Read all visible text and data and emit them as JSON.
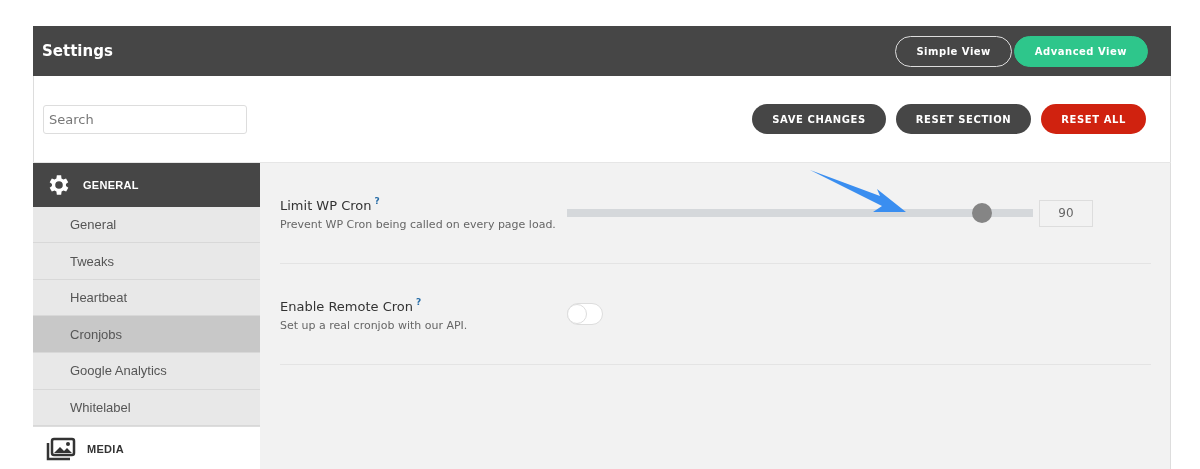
{
  "header": {
    "title": "Settings",
    "views": [
      {
        "label": "Simple View",
        "selected": false
      },
      {
        "label": "Advanced View",
        "selected": true
      }
    ]
  },
  "search": {
    "placeholder": "Search"
  },
  "actions": [
    {
      "label": "SAVE CHANGES",
      "kind": "normal"
    },
    {
      "label": "RESET SECTION",
      "kind": "normal"
    },
    {
      "label": "RESET ALL",
      "kind": "danger"
    }
  ],
  "sidebar": {
    "sections": [
      {
        "label": "GENERAL",
        "expanded": true,
        "items": [
          {
            "label": "General",
            "selected": false
          },
          {
            "label": "Tweaks",
            "selected": false
          },
          {
            "label": "Heartbeat",
            "selected": false
          },
          {
            "label": "Cronjobs",
            "selected": true
          },
          {
            "label": "Google Analytics",
            "selected": false
          },
          {
            "label": "Whitelabel",
            "selected": false
          }
        ]
      },
      {
        "label": "MEDIA",
        "expanded": false
      }
    ]
  },
  "settings": [
    {
      "kind": "slider",
      "title": "Limit WP Cron",
      "help": "?",
      "description": "Prevent WP Cron being called on every page load.",
      "level": 0.89,
      "value": "90"
    },
    {
      "kind": "toggle",
      "title": "Enable Remote Cron",
      "help": "?",
      "description": "Set up a real cronjob with our API.",
      "on": false
    }
  ]
}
# # # #
### Written instruction
Print the entries above exactly, taking out only the pictures.

### Result for this task
Read all visible text and data and emit them as JSON.
{
  "header": {
    "title": "Settings",
    "views": [
      {
        "label": "Simple View",
        "selected": false
      },
      {
        "label": "Advanced View",
        "selected": true
      }
    ]
  },
  "search": {
    "placeholder": "Search"
  },
  "actions": [
    {
      "label": "SAVE CHANGES",
      "kind": "normal"
    },
    {
      "label": "RESET SECTION",
      "kind": "normal"
    },
    {
      "label": "RESET ALL",
      "kind": "danger"
    }
  ],
  "sidebar": {
    "sections": [
      {
        "label": "GENERAL",
        "expanded": true,
        "items": [
          {
            "label": "General",
            "selected": false
          },
          {
            "label": "Tweaks",
            "selected": false
          },
          {
            "label": "Heartbeat",
            "selected": false
          },
          {
            "label": "Cronjobs",
            "selected": true
          },
          {
            "label": "Google Analytics",
            "selected": false
          },
          {
            "label": "Whitelabel",
            "selected": false
          }
        ]
      },
      {
        "label": "MEDIA",
        "expanded": false
      }
    ]
  },
  "settings": [
    {
      "kind": "slider",
      "title": "Limit WP Cron",
      "help": "?",
      "description": "Prevent WP Cron being called on every page load.",
      "level": 0.89,
      "value": "90"
    },
    {
      "kind": "toggle",
      "title": "Enable Remote Cron",
      "help": "?",
      "description": "Set up a real cronjob with our API.",
      "on": false
    }
  ]
}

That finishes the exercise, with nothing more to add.